Gregory "Greg" Starr is a Tokyo-based writer, translator and editor who occasionally did voice work for Frontier Enterprises until its closure in 2000.

Biography 
In 1970, Starr left Tennessee to study at the Sophia University in Tokyo, Japan. To pay for the tuition, he drove meat delivery trucks, wrote lyrics for bands and would lend his voice to English-dubbed versions of Shochiku's Tora-San films.

Starr is currently still working as a translator in Japan and has occasionally written articles for CNN Travel. He currently lives in Akiya, a village on the coast southwest of Tokyo.

Filmography

Anime Films 

 Lupin the 3rd: The Mystery of Mamo (1978) - Detective Ed Scott, Flinch, Dietman (Frontier Dub)
 Swan Lake (1981) - Adolph (Frontier Dub)
 Aladdin & the Wonderful Lamp (1982) - Additional Voices (Frontier Dub)

Problems and tasks:
(A) Write out the Greg Starr text from "Filmography" to "Adolph (Frontier Dub)", switching "Frontier Dub" to "Original Dub" wherever it occurs.
(B) Report each line of the records that contains the string "column".
The Greg Starr text and the records are separate material with no connection to each other.

Data listing:
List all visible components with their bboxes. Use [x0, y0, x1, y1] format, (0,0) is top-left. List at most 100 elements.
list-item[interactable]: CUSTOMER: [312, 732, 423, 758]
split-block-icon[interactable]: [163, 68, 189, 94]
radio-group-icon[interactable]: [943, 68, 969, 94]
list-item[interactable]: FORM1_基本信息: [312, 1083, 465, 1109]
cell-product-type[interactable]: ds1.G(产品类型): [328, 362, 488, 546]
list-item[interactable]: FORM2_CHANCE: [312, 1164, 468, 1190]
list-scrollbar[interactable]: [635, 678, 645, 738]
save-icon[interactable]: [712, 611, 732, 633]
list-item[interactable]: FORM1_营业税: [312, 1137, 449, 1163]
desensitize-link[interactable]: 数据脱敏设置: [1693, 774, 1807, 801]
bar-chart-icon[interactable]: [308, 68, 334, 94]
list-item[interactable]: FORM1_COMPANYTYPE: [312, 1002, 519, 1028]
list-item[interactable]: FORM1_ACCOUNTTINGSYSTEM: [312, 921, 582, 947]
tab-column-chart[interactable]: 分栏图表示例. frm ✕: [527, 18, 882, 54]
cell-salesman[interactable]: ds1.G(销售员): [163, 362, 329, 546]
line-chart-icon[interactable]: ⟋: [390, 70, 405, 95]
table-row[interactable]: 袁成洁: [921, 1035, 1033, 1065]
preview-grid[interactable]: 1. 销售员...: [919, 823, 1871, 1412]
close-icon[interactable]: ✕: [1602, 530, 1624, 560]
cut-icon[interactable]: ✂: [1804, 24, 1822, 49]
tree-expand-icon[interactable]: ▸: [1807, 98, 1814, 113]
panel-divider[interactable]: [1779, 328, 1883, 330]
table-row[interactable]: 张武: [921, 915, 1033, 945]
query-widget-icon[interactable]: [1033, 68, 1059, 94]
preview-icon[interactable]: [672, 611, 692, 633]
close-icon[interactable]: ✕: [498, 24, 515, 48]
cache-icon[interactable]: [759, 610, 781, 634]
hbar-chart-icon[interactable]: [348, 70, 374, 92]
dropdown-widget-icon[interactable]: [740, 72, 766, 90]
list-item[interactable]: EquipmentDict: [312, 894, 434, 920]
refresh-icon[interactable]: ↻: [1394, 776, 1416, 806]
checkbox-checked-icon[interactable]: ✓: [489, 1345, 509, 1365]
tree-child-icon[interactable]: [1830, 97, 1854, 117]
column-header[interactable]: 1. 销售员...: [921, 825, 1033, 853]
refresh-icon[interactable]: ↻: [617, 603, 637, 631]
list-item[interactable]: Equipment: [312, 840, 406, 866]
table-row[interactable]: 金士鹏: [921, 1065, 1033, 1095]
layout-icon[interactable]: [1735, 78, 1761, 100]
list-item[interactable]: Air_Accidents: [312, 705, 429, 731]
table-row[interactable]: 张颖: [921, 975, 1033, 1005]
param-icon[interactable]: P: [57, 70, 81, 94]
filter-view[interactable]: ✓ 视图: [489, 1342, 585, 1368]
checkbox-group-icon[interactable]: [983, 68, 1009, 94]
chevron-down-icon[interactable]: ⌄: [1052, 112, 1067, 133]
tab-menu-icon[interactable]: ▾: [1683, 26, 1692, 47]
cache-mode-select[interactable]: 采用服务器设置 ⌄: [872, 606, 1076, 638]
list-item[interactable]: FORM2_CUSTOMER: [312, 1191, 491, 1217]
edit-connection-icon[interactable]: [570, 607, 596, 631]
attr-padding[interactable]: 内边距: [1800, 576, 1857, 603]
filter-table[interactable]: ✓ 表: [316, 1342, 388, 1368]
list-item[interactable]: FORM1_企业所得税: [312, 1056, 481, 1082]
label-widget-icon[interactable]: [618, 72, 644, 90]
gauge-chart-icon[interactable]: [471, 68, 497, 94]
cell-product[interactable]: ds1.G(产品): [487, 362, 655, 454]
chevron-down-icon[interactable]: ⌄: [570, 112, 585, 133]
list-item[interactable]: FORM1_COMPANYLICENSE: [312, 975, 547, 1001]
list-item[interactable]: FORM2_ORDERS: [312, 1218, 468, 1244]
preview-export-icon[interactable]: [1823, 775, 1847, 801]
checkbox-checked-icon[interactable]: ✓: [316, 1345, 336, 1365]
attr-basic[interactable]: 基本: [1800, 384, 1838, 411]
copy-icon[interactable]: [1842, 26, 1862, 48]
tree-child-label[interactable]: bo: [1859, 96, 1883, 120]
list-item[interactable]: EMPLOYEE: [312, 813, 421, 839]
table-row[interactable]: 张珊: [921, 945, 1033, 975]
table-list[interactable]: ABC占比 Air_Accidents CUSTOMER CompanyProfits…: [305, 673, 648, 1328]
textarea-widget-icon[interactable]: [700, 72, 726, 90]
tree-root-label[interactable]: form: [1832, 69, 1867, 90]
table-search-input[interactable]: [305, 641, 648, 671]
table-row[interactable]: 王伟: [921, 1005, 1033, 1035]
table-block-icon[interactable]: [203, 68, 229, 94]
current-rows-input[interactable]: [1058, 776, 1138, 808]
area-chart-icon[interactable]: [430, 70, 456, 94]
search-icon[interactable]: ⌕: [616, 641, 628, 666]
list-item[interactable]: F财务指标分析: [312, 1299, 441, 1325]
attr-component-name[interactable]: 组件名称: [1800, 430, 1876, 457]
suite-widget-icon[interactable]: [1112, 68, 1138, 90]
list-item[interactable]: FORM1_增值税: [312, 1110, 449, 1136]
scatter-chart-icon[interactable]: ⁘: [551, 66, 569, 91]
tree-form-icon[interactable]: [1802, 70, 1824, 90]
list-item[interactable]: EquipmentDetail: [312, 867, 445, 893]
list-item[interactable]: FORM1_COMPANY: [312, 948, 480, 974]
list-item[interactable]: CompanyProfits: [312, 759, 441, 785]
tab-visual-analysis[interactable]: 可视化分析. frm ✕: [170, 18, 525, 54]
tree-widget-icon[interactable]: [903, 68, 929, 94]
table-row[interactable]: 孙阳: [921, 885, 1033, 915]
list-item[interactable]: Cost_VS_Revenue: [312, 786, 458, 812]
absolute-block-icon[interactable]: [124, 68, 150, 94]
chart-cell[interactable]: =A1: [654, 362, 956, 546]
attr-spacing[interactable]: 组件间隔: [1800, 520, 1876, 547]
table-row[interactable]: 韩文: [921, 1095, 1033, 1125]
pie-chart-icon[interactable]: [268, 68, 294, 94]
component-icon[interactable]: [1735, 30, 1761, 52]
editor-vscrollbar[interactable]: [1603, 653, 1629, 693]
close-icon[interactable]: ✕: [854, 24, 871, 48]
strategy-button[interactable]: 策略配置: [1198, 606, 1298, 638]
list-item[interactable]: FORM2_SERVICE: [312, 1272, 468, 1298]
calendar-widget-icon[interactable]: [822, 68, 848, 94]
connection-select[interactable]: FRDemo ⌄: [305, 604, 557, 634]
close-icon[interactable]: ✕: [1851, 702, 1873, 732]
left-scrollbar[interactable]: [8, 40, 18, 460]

Task-by-task results:
(A)
Filmography

Anime Films 

 Lupin the 3rd: The Mystery of Mamo (1978) - Detective Ed Scott, Flinch, Dietman (Original Dub)
 Swan Lake (1981) - Adolph (Original Dub)

(B)
tab-column-chart[interactable]: 分栏图表示例. frm ✕: [527, 18, 882, 54]
column-header[interactable]: 1. 销售员...: [921, 825, 1033, 853]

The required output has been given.